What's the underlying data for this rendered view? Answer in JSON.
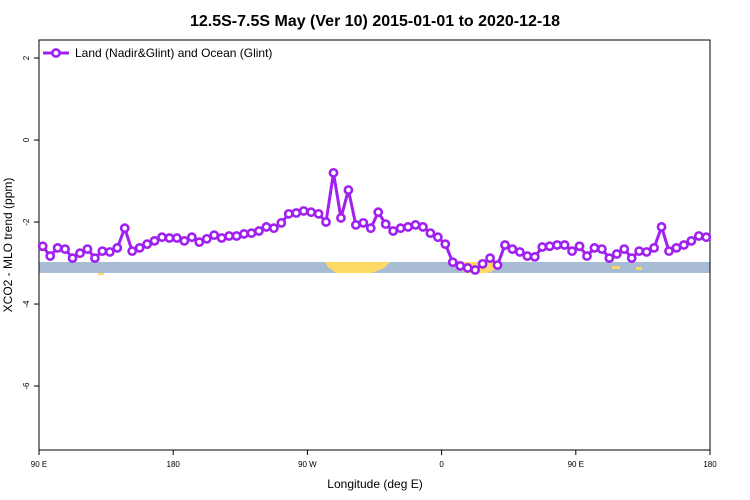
{
  "chart_data": {
    "type": "line",
    "title": "12.5S-7.5S May (Ver 10)   2015-01-01 to 2020-12-18",
    "xlabel": "Longitude (deg E)",
    "ylabel": "XCO2 - MLO trend (ppm)",
    "x": [
      92.5,
      97.5,
      102.5,
      107.5,
      112.5,
      117.5,
      122.5,
      127.5,
      132.5,
      137.5,
      142.5,
      147.5,
      152.5,
      157.5,
      162.5,
      167.5,
      172.5,
      177.5,
      182.5,
      187.5,
      192.5,
      197.5,
      202.5,
      207.5,
      212.5,
      217.5,
      222.5,
      227.5,
      232.5,
      237.5,
      242.5,
      247.5,
      252.5,
      257.5,
      262.5,
      267.5,
      272.5,
      277.5,
      282.5,
      287.5,
      292.5,
      297.5,
      302.5,
      307.5,
      312.5,
      317.5,
      322.5,
      327.5,
      332.5,
      337.5,
      342.5,
      347.5,
      352.5,
      357.5,
      362.5,
      367.5,
      372.5,
      377.5,
      382.5,
      387.5,
      392.5,
      397.5,
      402.5,
      407.5,
      412.5,
      417.5,
      422.5,
      427.5,
      432.5,
      437.5,
      442.5,
      447.5,
      452.5,
      457.5,
      462.5,
      467.5,
      472.5,
      477.5,
      482.5,
      487.5,
      492.5,
      497.5,
      502.5,
      507.5,
      512.5,
      517.5,
      522.5,
      527.5,
      532.5,
      537.5
    ],
    "series": [
      {
        "name": "Land (Nadir&Glint) and Ocean (Glint)",
        "color": "#a020f0",
        "values": [
          -2.59,
          -2.83,
          -2.63,
          -2.66,
          -2.88,
          -2.76,
          -2.66,
          -2.88,
          -2.71,
          -2.73,
          -2.63,
          -2.15,
          -2.71,
          -2.63,
          -2.54,
          -2.46,
          -2.37,
          -2.39,
          -2.39,
          -2.46,
          -2.37,
          -2.49,
          -2.41,
          -2.32,
          -2.39,
          -2.34,
          -2.34,
          -2.29,
          -2.27,
          -2.22,
          -2.12,
          -2.15,
          -2.02,
          -1.8,
          -1.78,
          -1.73,
          -1.76,
          -1.8,
          -2.0,
          -0.8,
          -1.9,
          -1.22,
          -2.07,
          -2.02,
          -2.15,
          -1.76,
          -2.05,
          -2.22,
          -2.15,
          -2.12,
          -2.07,
          -2.12,
          -2.27,
          -2.37,
          -2.54,
          -2.98,
          -3.07,
          -3.12,
          -3.17,
          -3.02,
          -2.88,
          -3.05,
          -2.56,
          -2.66,
          -2.73,
          -2.83,
          -2.85,
          -2.61,
          -2.59,
          -2.56,
          -2.56,
          -2.71,
          -2.59,
          -2.83,
          -2.63,
          -2.66,
          -2.88,
          -2.78,
          -2.66,
          -2.88,
          -2.71,
          -2.73,
          -2.63,
          -2.12,
          -2.71,
          -2.63,
          -2.56,
          -2.46,
          -2.34,
          -2.37
        ]
      }
    ],
    "xlim": [
      90,
      540
    ],
    "xticks": [
      {
        "value": 90,
        "label": "90 E"
      },
      180,
      {
        "value": 270,
        "label": "90 W"
      },
      {
        "value": 360,
        "label": "0"
      },
      {
        "value": 450,
        "label": "90 E"
      },
      {
        "value": 540,
        "label": "180"
      }
    ],
    "ylim": [
      -7.56,
      2.44
    ],
    "yticks": [
      2,
      0,
      -2,
      -4,
      -6
    ],
    "legend": "upper left"
  }
}
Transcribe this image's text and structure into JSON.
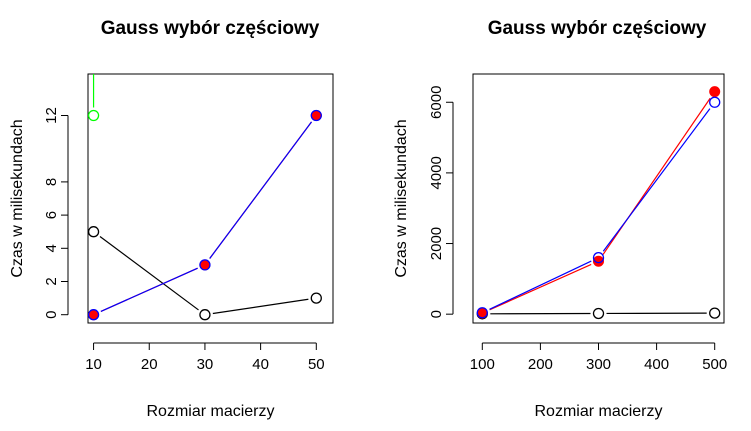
{
  "chart_data": [
    {
      "type": "line",
      "title": "Gauss wybór częściowy",
      "xlabel": "Rozmiar macierzy",
      "ylabel": "Czas w milisekundach",
      "xlim": [
        9,
        53
      ],
      "ylim": [
        -0.5,
        14.5
      ],
      "xticks": [
        10,
        20,
        30,
        40,
        50
      ],
      "yticks": [
        0,
        2,
        4,
        6,
        8,
        12
      ],
      "grid": false,
      "series": [
        {
          "color": "#000000",
          "marker": "open",
          "x": [
            10,
            30,
            50
          ],
          "y": [
            5,
            0,
            1
          ]
        },
        {
          "color": "#ff0000",
          "marker": "filled",
          "x": [
            10,
            30,
            50
          ],
          "y": [
            0,
            3,
            12
          ]
        },
        {
          "color": "#0000ff",
          "marker": "open",
          "x": [
            10,
            30,
            50
          ],
          "y": [
            0,
            3,
            12
          ]
        },
        {
          "color": "#00ff00",
          "marker": "open",
          "x": [
            10
          ],
          "y": [
            12
          ],
          "extends_above": true
        }
      ]
    },
    {
      "type": "line",
      "title": "Gauss wybór częściowy",
      "xlabel": "Rozmiar macierzy",
      "ylabel": "Czas w milisekundach",
      "xlim": [
        84,
        516
      ],
      "ylim": [
        -250,
        6800
      ],
      "xticks": [
        100,
        200,
        300,
        400,
        500
      ],
      "yticks": [
        0,
        2000,
        4000,
        6000
      ],
      "grid": false,
      "series": [
        {
          "color": "#000000",
          "marker": "open",
          "x": [
            100,
            300,
            500
          ],
          "y": [
            10,
            20,
            30
          ]
        },
        {
          "color": "#ff0000",
          "marker": "filled",
          "x": [
            100,
            300,
            500
          ],
          "y": [
            30,
            1500,
            6300
          ]
        },
        {
          "color": "#0000ff",
          "marker": "open",
          "x": [
            100,
            300,
            500
          ],
          "y": [
            40,
            1600,
            6000
          ]
        }
      ]
    }
  ]
}
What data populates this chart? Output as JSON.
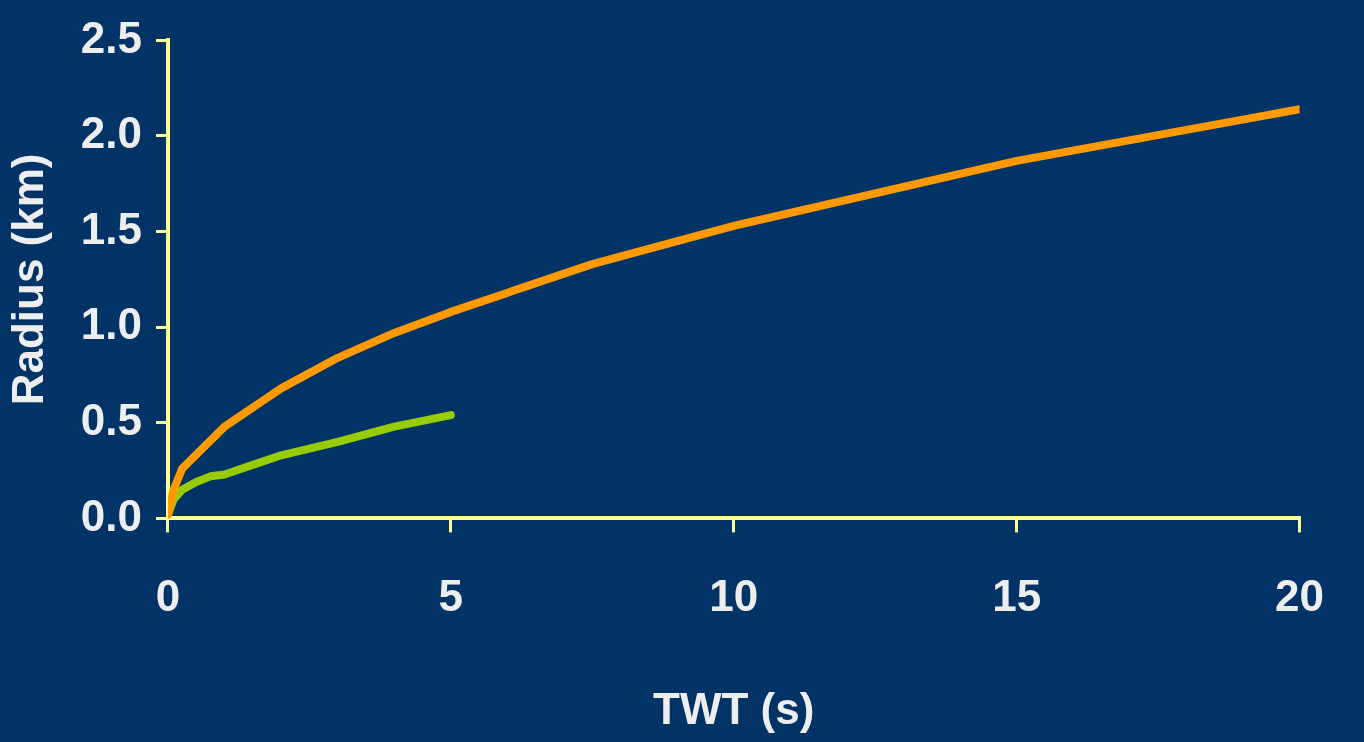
{
  "chart_data": {
    "type": "line",
    "xlabel": "TWT (s)",
    "ylabel": "Radius (km)",
    "xlim": [
      0,
      20
    ],
    "xticks": [
      0,
      5,
      10,
      15,
      20
    ],
    "ylim": [
      0,
      2.5
    ],
    "yticks": [
      {
        "value": 0,
        "label": "0.0"
      },
      {
        "value": 0.5,
        "label": "0.5"
      },
      {
        "value": 1,
        "label": "1.0"
      },
      {
        "value": 1.5,
        "label": "1.5"
      },
      {
        "value": 2,
        "label": "2.0"
      },
      {
        "value": 2.5,
        "label": "2.5"
      }
    ],
    "grid": false,
    "legend": false,
    "marker": "none",
    "line_style": "solid",
    "series": [
      {
        "color": "#ff9900",
        "x": [
          0,
          0.1,
          0.25,
          1,
          2,
          3,
          4,
          5,
          7.5,
          10,
          15,
          20
        ],
        "values": [
          0.02,
          0.15,
          0.26,
          0.48,
          0.68,
          0.84,
          0.97,
          1.08,
          1.33,
          1.53,
          1.87,
          2.14
        ]
      },
      {
        "color": "#99cc00",
        "x": [
          0,
          0.1,
          0.25,
          0.5,
          0.75,
          1,
          2,
          3,
          4,
          5
        ],
        "values": [
          0.02,
          0.1,
          0.15,
          0.19,
          0.22,
          0.23,
          0.33,
          0.4,
          0.48,
          0.54
        ]
      }
    ]
  }
}
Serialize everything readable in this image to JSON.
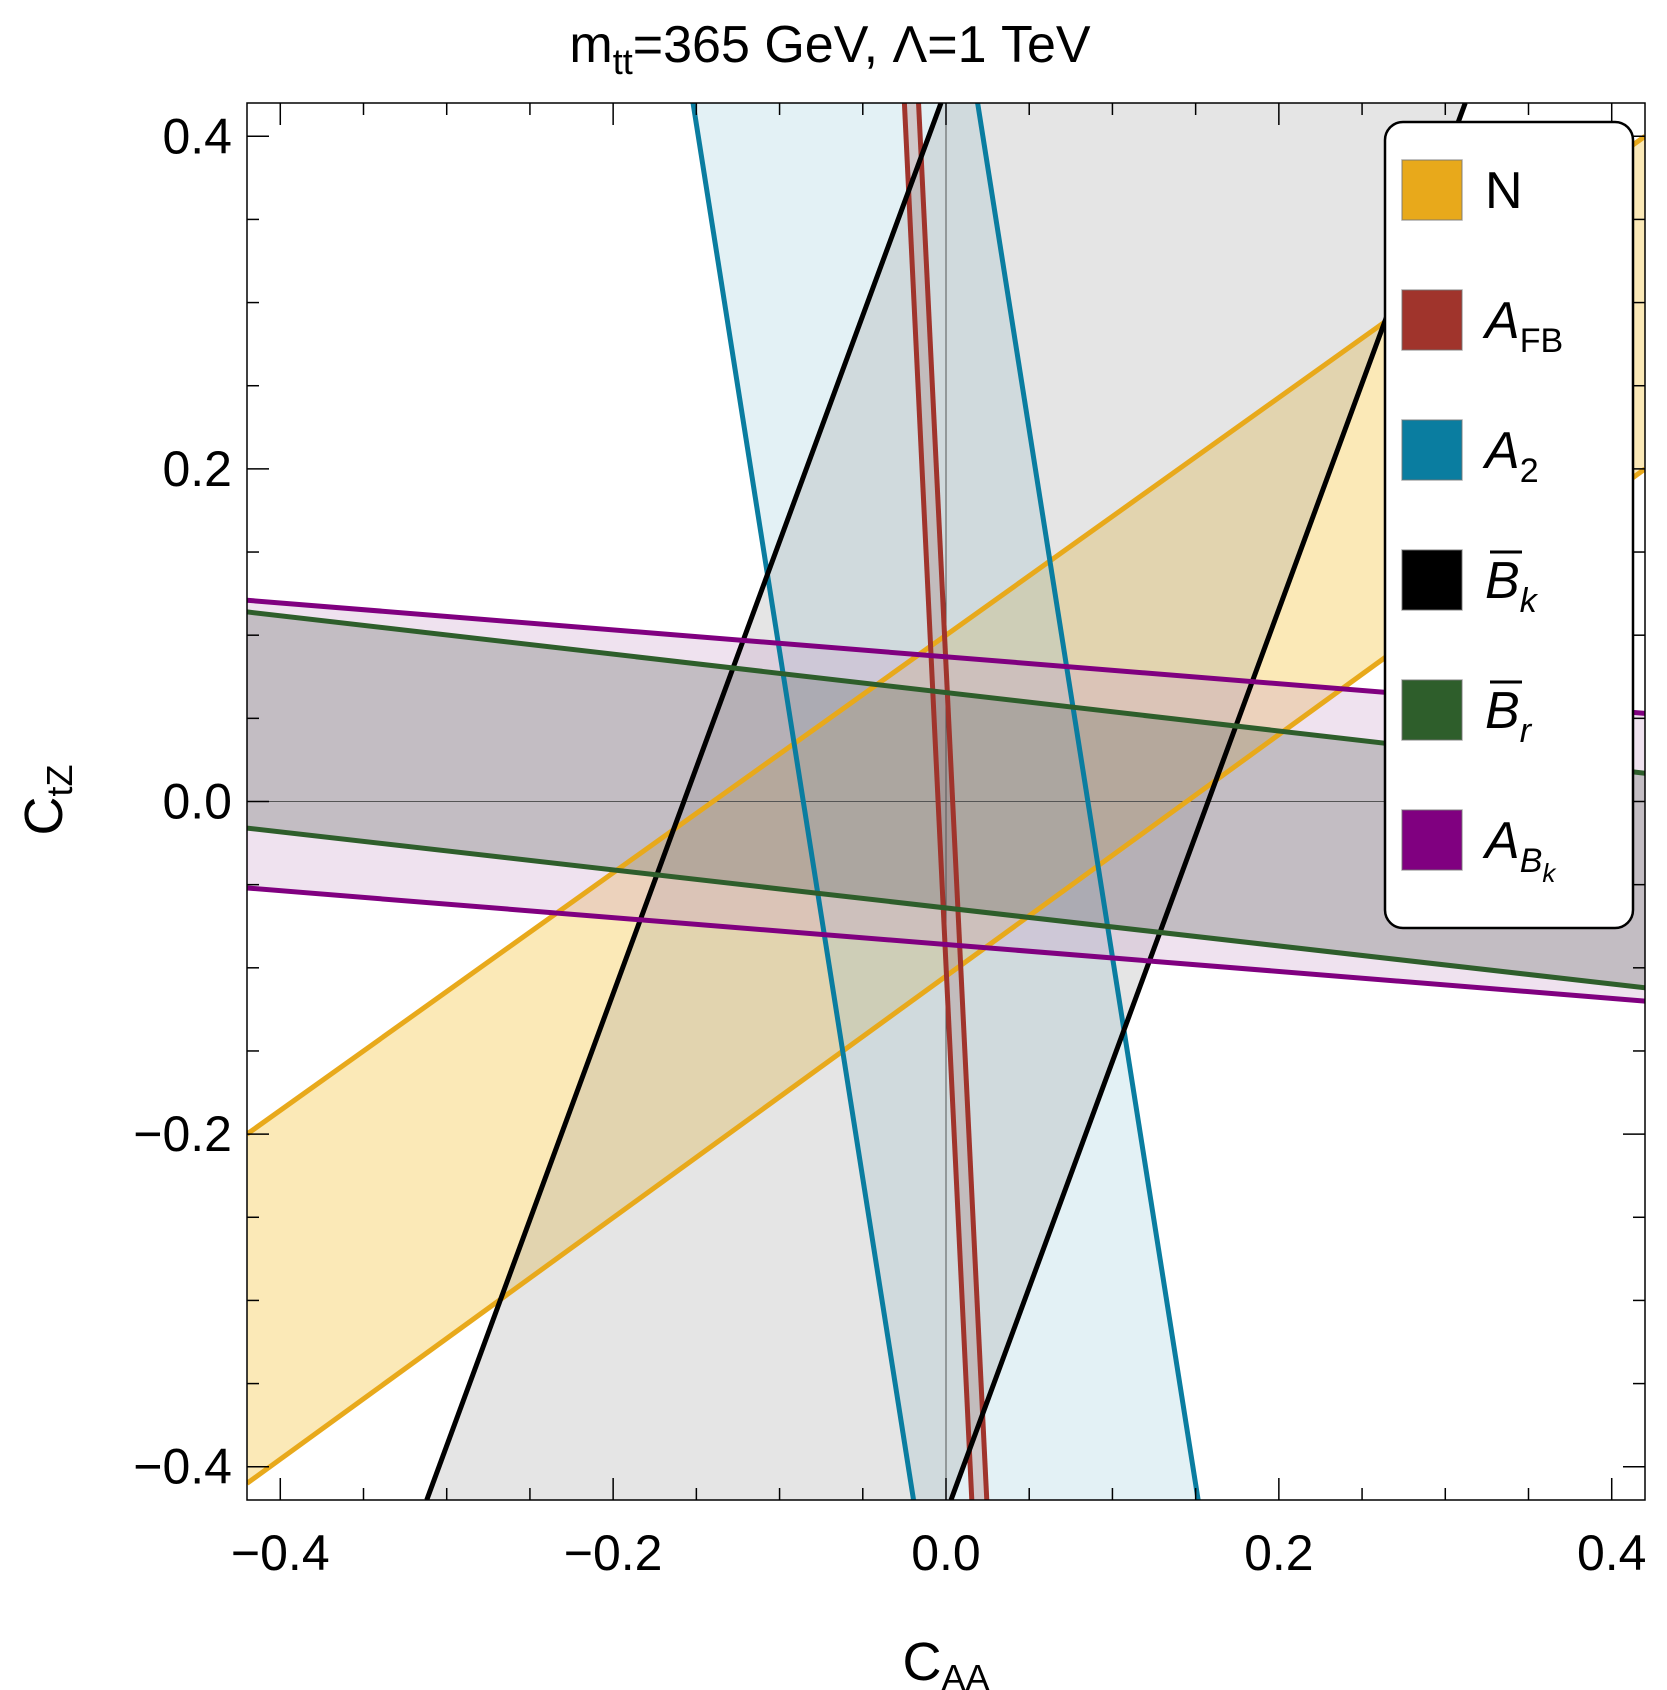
{
  "chart_data": {
    "type": "area",
    "title": {
      "m_base": "m",
      "m_sub": "tt",
      "rest": "=365 GeV, Λ=1 TeV"
    },
    "xlabel": {
      "base": "C",
      "sub": "AA"
    },
    "ylabel": {
      "base": "C",
      "sub": "tZ"
    },
    "xlim": [
      -0.42,
      0.42
    ],
    "ylim": [
      -0.42,
      0.42
    ],
    "xticks": [
      -0.4,
      -0.2,
      0.0,
      0.2,
      0.4
    ],
    "yticks": [
      -0.4,
      -0.2,
      0.0,
      0.2,
      0.4
    ],
    "xtick_labels": [
      "−0.4",
      "−0.2",
      "0.0",
      "0.2",
      "0.4"
    ],
    "ytick_labels": [
      "−0.4",
      "−0.2",
      "0.0",
      "0.2",
      "0.4"
    ],
    "minor_step": 0.05,
    "grid": false,
    "reference_lines": {
      "x0": true,
      "y0": true
    },
    "legend_position": "top-right",
    "series": [
      {
        "name": "N",
        "label_base": "N",
        "label_sub": "",
        "italic": false,
        "stroke": "#E8A91B",
        "fill": "#F4C542",
        "fill_opacity": 0.38,
        "lines": [
          {
            "p1": [
              -0.42,
              -0.2
            ],
            "p2": [
              0.42,
              0.4
            ]
          },
          {
            "p1": [
              -0.42,
              -0.41
            ],
            "p2": [
              0.42,
              0.2
            ]
          }
        ]
      },
      {
        "name": "A_FB",
        "label_base": "A",
        "label_sub": "FB",
        "italic": true,
        "stroke": "#A0342C",
        "fill": "#A0342C",
        "fill_opacity": 0.28,
        "lines": [
          {
            "p1": [
              -0.025,
              0.42
            ],
            "p2": [
              0.0155,
              -0.42
            ]
          },
          {
            "p1": [
              -0.0165,
              0.42
            ],
            "p2": [
              0.0245,
              -0.42
            ]
          }
        ]
      },
      {
        "name": "A_2",
        "label_base": "A",
        "label_sub": "2",
        "italic": true,
        "stroke": "#0A7DA0",
        "fill": "#9CCEDC",
        "fill_opacity": 0.28,
        "lines": [
          {
            "p1": [
              -0.152,
              0.42
            ],
            "p2": [
              -0.0195,
              -0.42
            ]
          },
          {
            "p1": [
              0.019,
              0.42
            ],
            "p2": [
              0.1515,
              -0.42
            ]
          }
        ]
      },
      {
        "name": "B_k",
        "label_base": "B",
        "label_sub": "k",
        "italic": true,
        "overbar": true,
        "stroke": "#000000",
        "fill": "#9A9A9A",
        "fill_opacity": 0.26,
        "lines": [
          {
            "p1": [
              -0.312,
              -0.42
            ],
            "p2": [
              -0.003,
              0.42
            ]
          },
          {
            "p1": [
              0.003,
              -0.42
            ],
            "p2": [
              0.312,
              0.42
            ]
          }
        ]
      },
      {
        "name": "B_r",
        "label_base": "B",
        "label_sub": "r",
        "italic": true,
        "overbar": true,
        "stroke": "#2E5E2B",
        "fill": "#3C5A3A",
        "fill_opacity": 0.32,
        "lines": [
          {
            "p1": [
              -0.42,
              0.114
            ],
            "p2": [
              0.42,
              0.017
            ]
          },
          {
            "p1": [
              -0.42,
              -0.016
            ],
            "p2": [
              0.42,
              -0.112
            ]
          }
        ]
      },
      {
        "name": "A_Bk",
        "label_base": "A",
        "label_sub": "B",
        "label_subsub": "k",
        "italic": true,
        "stroke": "#800080",
        "fill": "#C9A0C9",
        "fill_opacity": 0.3,
        "lines": [
          {
            "p1": [
              -0.42,
              0.121
            ],
            "p2": [
              0.42,
              0.053
            ]
          },
          {
            "p1": [
              -0.42,
              -0.052
            ],
            "p2": [
              0.42,
              -0.12
            ]
          }
        ]
      }
    ]
  }
}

● Required task:
Gather up every line from the listing above in which the word "name" occurs.

● Written response:
        "name": "Land (Nadir&Glint) and Ocean (Glint)",
        "name": "N",
        "name": "A_FB",
        "name": "A_2",
        "name": "B_k",
        "name": "B_r",
        "name": "A_Bk",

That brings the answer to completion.